Exercise task: Copy, from the entries below, each line where the word "Korea" can be found.
──────── Data section
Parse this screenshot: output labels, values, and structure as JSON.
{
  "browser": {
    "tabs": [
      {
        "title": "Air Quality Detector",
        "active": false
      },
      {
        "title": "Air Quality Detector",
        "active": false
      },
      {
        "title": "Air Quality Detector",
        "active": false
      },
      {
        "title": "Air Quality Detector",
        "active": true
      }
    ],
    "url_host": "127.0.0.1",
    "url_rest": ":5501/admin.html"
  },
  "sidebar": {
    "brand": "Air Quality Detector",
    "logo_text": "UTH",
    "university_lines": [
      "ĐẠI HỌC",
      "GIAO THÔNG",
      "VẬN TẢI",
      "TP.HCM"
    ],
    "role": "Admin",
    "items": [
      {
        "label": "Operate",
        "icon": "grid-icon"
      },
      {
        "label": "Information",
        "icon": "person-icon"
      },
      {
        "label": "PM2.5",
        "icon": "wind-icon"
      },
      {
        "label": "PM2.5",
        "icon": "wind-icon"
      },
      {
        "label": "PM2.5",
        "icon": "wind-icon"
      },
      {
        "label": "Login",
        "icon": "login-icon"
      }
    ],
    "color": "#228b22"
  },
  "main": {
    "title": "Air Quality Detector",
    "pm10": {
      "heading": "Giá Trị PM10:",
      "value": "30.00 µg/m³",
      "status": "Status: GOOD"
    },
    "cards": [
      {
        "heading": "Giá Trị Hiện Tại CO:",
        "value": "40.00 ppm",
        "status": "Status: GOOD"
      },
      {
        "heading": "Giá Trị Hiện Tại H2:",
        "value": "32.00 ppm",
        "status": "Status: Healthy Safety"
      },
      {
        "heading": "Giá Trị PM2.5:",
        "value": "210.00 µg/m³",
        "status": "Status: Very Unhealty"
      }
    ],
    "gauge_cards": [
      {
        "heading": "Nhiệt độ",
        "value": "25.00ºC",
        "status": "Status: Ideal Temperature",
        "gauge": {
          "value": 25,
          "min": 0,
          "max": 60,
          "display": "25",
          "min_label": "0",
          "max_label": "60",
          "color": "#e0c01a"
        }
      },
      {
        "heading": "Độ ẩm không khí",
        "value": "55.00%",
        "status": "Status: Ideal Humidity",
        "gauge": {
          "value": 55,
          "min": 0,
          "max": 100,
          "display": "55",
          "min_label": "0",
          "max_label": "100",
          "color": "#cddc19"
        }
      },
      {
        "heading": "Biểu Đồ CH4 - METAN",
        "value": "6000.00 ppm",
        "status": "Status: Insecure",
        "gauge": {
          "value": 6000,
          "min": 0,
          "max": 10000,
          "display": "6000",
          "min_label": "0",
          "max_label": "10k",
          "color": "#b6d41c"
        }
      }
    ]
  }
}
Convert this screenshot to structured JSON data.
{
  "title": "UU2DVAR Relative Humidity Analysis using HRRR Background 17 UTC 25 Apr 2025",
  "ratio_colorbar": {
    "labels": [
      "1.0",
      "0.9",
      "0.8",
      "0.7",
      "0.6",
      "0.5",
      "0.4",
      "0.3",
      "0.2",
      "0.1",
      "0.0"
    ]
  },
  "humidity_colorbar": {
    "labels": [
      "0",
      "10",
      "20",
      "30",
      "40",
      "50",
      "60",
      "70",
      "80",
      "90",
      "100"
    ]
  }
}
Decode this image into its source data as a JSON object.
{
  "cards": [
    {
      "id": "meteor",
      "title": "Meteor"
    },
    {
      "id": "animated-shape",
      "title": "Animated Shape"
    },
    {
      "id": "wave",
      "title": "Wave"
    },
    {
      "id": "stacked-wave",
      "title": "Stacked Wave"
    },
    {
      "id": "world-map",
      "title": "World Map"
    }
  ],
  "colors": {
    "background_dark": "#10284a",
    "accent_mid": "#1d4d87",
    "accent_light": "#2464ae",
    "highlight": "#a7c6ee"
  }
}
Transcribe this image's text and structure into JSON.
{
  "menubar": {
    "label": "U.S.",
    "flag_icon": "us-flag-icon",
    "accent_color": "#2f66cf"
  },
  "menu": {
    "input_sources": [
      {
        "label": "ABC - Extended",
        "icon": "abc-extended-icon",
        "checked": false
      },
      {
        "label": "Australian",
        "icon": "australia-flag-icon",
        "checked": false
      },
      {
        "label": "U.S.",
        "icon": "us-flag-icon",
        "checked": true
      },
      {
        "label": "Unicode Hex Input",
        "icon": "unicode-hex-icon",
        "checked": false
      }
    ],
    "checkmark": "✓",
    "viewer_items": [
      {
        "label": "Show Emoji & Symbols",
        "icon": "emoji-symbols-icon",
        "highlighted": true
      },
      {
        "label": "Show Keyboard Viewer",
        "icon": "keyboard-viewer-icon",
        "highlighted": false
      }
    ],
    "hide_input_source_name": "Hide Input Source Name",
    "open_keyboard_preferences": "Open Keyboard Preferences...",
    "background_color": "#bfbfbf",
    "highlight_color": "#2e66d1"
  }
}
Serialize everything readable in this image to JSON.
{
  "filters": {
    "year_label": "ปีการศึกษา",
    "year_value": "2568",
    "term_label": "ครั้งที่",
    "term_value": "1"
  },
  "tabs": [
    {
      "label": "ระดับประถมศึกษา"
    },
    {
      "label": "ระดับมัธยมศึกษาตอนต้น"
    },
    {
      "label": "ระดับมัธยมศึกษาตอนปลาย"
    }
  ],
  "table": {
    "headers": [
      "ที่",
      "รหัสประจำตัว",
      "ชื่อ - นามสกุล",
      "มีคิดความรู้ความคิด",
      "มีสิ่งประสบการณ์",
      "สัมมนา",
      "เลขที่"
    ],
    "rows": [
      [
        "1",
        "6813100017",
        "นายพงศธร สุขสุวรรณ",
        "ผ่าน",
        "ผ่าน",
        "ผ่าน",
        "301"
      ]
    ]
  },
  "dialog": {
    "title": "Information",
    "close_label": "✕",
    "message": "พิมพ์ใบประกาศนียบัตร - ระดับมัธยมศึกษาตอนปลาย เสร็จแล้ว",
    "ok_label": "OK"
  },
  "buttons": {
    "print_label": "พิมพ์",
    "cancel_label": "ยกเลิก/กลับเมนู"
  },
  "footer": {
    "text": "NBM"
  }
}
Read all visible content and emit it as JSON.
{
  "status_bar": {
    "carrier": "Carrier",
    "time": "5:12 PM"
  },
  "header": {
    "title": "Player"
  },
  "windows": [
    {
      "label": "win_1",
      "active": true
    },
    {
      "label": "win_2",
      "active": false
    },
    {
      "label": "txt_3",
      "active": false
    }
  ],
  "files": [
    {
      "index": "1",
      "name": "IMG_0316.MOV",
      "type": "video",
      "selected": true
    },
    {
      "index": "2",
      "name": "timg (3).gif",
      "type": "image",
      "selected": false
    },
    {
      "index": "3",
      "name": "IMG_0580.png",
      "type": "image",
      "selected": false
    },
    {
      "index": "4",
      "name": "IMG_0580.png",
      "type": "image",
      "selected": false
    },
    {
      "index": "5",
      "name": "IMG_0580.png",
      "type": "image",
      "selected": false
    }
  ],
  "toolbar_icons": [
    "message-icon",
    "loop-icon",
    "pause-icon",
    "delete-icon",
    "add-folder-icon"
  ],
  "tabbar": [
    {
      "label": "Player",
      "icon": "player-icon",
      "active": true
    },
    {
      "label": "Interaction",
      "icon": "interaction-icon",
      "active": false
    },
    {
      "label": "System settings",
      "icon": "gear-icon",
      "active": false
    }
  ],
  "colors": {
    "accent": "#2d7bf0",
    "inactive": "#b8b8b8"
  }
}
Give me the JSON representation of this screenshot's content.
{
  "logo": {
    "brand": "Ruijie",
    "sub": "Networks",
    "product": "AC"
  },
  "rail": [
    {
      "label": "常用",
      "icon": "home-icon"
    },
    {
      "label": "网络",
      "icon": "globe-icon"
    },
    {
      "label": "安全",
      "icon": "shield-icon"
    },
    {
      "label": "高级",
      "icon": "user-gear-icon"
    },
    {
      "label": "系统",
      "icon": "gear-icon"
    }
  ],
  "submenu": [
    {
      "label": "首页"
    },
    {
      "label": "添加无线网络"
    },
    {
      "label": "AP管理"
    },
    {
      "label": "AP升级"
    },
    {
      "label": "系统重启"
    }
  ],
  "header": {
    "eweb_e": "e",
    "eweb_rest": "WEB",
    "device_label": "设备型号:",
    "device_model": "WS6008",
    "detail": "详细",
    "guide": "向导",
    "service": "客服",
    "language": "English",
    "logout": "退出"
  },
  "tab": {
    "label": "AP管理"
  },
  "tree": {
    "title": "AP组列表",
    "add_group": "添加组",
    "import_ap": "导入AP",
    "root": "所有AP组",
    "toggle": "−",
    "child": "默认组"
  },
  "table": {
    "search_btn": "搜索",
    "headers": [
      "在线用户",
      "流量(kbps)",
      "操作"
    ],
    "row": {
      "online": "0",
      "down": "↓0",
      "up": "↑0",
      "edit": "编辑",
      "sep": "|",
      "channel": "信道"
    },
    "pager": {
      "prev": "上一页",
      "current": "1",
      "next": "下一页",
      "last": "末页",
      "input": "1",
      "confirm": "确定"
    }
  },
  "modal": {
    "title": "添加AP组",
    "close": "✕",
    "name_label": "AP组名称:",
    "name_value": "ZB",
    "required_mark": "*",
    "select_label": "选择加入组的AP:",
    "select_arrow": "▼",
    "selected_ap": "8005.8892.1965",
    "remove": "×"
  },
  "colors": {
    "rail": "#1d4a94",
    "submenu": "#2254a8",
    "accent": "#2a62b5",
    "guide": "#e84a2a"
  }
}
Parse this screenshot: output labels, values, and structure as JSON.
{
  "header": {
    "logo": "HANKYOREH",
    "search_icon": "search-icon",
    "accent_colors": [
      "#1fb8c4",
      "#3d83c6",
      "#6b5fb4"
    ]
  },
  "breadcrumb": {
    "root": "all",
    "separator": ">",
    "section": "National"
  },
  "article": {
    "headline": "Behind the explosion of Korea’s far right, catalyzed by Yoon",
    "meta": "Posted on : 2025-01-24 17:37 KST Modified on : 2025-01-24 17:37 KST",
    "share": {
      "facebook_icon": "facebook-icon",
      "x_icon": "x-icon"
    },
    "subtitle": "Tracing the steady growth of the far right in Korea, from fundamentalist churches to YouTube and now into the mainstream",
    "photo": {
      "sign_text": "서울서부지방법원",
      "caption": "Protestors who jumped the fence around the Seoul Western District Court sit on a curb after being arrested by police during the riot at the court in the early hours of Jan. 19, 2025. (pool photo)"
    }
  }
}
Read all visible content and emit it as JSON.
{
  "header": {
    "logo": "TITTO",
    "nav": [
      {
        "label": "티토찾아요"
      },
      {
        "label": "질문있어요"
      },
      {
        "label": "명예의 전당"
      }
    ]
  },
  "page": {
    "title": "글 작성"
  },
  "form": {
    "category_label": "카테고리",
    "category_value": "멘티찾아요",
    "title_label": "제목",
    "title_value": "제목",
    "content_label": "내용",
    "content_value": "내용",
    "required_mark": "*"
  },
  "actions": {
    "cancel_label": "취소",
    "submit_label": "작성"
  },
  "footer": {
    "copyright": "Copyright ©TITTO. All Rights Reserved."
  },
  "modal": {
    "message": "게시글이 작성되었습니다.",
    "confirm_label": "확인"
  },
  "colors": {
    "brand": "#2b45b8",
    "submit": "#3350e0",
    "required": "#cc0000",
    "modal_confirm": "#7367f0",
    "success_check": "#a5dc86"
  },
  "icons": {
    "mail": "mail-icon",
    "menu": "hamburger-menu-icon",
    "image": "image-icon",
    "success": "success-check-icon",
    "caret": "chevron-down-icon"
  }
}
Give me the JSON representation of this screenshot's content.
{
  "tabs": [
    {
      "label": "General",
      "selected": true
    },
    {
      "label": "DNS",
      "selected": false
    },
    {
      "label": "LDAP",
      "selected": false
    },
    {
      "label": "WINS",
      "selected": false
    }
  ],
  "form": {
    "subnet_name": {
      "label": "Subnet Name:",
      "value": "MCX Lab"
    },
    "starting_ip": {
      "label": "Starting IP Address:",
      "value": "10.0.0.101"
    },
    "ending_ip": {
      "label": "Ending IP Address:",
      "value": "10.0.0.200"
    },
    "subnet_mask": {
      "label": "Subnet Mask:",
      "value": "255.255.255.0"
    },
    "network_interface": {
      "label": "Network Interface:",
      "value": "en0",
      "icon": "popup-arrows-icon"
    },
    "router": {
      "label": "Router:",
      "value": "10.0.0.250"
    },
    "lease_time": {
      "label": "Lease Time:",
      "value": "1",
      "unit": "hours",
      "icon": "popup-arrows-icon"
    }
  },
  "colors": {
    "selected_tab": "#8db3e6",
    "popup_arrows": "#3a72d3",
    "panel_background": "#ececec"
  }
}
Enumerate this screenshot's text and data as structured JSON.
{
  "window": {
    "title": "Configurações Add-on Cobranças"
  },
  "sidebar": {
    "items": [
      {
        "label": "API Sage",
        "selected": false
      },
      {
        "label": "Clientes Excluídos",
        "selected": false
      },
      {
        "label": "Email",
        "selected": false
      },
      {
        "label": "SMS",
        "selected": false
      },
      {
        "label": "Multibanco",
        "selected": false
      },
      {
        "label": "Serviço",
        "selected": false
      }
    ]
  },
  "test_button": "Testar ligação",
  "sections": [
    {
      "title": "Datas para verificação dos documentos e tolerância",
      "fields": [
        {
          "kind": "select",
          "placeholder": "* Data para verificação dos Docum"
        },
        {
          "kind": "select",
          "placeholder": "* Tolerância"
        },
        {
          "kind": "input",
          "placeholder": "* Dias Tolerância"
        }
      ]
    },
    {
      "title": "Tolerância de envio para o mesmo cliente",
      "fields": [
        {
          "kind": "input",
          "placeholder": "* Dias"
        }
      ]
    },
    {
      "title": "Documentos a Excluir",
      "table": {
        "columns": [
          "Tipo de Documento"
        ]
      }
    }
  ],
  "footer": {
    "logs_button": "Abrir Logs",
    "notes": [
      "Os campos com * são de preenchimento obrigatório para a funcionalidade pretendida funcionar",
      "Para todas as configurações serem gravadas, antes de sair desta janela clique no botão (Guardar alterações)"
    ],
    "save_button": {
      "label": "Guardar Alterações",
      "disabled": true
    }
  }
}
────────────────
Exercise result:
    "headline": "Behind the explosion of Korea’s far right, catalyzed by Yoon",
    "subtitle": "Tracing the steady growth of the far right in Korea, from fundamentalist churches to YouTube and now into the mainstream",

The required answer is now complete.